:: Given entries ::
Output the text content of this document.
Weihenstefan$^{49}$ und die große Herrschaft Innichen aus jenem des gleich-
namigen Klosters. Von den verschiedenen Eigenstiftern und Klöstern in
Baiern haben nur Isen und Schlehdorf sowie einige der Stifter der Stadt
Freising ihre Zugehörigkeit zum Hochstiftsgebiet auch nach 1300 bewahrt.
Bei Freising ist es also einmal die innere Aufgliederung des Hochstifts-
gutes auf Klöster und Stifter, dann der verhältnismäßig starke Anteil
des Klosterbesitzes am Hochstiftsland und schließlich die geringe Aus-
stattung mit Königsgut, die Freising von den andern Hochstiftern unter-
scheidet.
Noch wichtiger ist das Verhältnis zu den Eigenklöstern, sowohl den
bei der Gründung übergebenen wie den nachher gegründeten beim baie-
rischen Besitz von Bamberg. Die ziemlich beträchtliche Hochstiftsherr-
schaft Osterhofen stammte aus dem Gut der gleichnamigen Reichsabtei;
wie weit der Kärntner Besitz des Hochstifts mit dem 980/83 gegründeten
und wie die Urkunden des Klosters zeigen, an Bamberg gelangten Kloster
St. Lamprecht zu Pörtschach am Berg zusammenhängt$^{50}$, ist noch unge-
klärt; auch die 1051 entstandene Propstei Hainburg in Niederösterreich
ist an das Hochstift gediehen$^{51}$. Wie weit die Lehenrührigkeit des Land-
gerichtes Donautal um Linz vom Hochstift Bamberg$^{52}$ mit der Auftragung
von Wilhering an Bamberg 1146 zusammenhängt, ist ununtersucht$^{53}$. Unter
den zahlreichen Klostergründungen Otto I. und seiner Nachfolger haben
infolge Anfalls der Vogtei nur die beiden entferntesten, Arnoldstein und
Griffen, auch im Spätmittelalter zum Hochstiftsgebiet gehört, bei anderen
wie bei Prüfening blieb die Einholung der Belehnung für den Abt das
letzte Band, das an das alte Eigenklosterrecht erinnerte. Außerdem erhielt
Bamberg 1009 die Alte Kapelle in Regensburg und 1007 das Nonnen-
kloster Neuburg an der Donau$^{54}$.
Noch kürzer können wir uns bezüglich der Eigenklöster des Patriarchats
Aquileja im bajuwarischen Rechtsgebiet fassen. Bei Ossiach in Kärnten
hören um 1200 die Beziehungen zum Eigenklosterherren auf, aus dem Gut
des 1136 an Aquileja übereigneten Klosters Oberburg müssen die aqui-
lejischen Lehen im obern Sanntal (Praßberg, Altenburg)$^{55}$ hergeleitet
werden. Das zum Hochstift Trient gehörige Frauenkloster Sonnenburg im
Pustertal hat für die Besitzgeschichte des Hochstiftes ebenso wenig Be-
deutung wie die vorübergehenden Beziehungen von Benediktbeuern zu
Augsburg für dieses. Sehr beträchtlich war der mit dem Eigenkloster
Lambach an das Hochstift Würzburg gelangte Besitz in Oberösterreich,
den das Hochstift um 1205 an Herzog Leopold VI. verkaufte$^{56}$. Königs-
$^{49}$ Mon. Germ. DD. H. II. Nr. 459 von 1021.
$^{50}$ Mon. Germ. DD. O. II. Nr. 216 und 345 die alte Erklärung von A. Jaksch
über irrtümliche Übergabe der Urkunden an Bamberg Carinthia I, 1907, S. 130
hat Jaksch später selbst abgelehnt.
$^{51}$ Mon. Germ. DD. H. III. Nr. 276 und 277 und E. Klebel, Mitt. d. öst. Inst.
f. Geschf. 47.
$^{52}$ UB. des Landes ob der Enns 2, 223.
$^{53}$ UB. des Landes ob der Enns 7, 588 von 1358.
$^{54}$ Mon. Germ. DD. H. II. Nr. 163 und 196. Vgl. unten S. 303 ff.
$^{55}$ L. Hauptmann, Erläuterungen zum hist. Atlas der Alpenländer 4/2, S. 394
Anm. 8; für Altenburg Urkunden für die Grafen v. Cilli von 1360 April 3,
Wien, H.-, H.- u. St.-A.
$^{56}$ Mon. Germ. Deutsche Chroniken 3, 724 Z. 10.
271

:: What to do ::
Your task is to output the full set of records exactly as presented.

:: Expected answer ::
Output the text content of this document.
Weihenstefan$^{49}$ und die große Herrschaft Innichen aus jenem des gleich-
namigen Klosters. Von den verschiedenen Eigenstiftern und Klöstern in
Baiern haben nur Isen und Schlehdorf sowie einige der Stifter der Stadt
Freising ihre Zugehörigkeit zum Hochstiftsgebiet auch nach 1300 bewahrt.
Bei Freising ist es also einmal die innere Aufgliederung des Hochstifts-
gutes auf Klöster und Stifter, dann der verhältnismäßig starke Anteil
des Klosterbesitzes am Hochstiftsland und schließlich die geringe Aus-
stattung mit Königsgut, die Freising von den andern Hochstiftern unter-
scheidet.
Noch wichtiger ist das Verhältnis zu den Eigenklöstern, sowohl den
bei der Gründung übergebenen wie den nachher gegründeten beim baie-
rischen Besitz von Bamberg. Die ziemlich beträchtliche Hochstiftsherr-
schaft Osterhofen stammte aus dem Gut der gleichnamigen Reichsabtei;
wie weit der Kärntner Besitz des Hochstifts mit dem 980/83 gegründeten
und wie die Urkunden des Klosters zeigen, an Bamberg gelangten Kloster
St. Lamprecht zu Pörtschach am Berg zusammenhängt$^{50}$, ist noch unge-
klärt; auch die 1051 entstandene Propstei Hainburg in Niederösterreich
ist an das Hochstift gediehen$^{51}$. Wie weit die Lehenrührigkeit des Land-
gerichtes Donautal um Linz vom Hochstift Bamberg$^{52}$ mit der Auftragung
von Wilhering an Bamberg 1146 zusammenhängt, ist ununtersucht$^{53}$. Unter
den zahlreichen Klostergründungen Otto I. und seiner Nachfolger haben
infolge Anfalls der Vogtei nur die beiden entferntesten, Arnoldstein und
Griffen, auch im Spätmittelalter zum Hochstiftsgebiet gehört, bei anderen
wie bei Prüfening blieb die Einholung der Belehnung für den Abt das
letzte Band, das an das alte Eigenklosterrecht erinnerte. Außerdem erhielt
Bamberg 1009 die Alte Kapelle in Regensburg und 1007 das Nonnen-
kloster Neuburg an der Donau$^{54}$.
Noch kürzer können wir uns bezüglich der Eigenklöster des Patriarchats
Aquileja im bajuwarischen Rechtsgebiet fassen. Bei Ossiach in Kärnten
hören um 1200 die Beziehungen zum Eigenklosterherren auf, aus dem Gut
des 1136 an Aquileja übereigneten Klosters Oberburg müssen die aqui-
lejischen Lehen im obern Sanntal (Praßberg, Altenburg)$^{55}$ hergeleitet
werden. Das zum Hochstift Trient gehörige Frauenkloster Sonnenburg im
Pustertal hat für die Besitzgeschichte des Hochstiftes ebenso wenig Be-
deutung wie die vorübergehenden Beziehungen von Benediktbeuern zu
Augsburg für dieses. Sehr beträchtlich war der mit dem Eigenkloster
Lambach an das Hochstift Würzburg gelangte Besitz in Oberösterreich,
den das Hochstift um 1205 an Herzog Leopold VI. verkaufte$^{56}$. Königs-
$^{49}$ Mon. Germ. DD. H. II. Nr. 459 von 1021.
$^{50}$ Mon. Germ. DD. O. II. Nr. 216 und 345 die alte Erklärung von A. Jaksch
über irrtümliche Übergabe der Urkunden an Bamberg Carinthia I, 1907, S. 130
hat Jaksch später selbst abgelehnt.
$^{51}$ Mon. Germ. DD. H. III. Nr. 276 und 277 und E. Klebel, Mitt. d. öst. Inst.
f. Geschf. 47.
$^{52}$ UB. des Landes ob der Enns 2, 223.
$^{53}$ UB. des Landes ob der Enns 7, 588 von 1358.
$^{54}$ Mon. Germ. DD. H. II. Nr. 163 und 196. Vgl. unten S. 303 ff.
$^{55}$ L. Hauptmann, Erläuterungen zum hist. Atlas der Alpenländer 4/2, S. 394
Anm. 8; für Altenburg Urkunden für die Grafen v. Cilli von 1360 April 3,
Wien, H.-, H.- u. St.-A.
$^{56}$ Mon. Germ. Deutsche Chroniken 3, 724 Z. 10.
271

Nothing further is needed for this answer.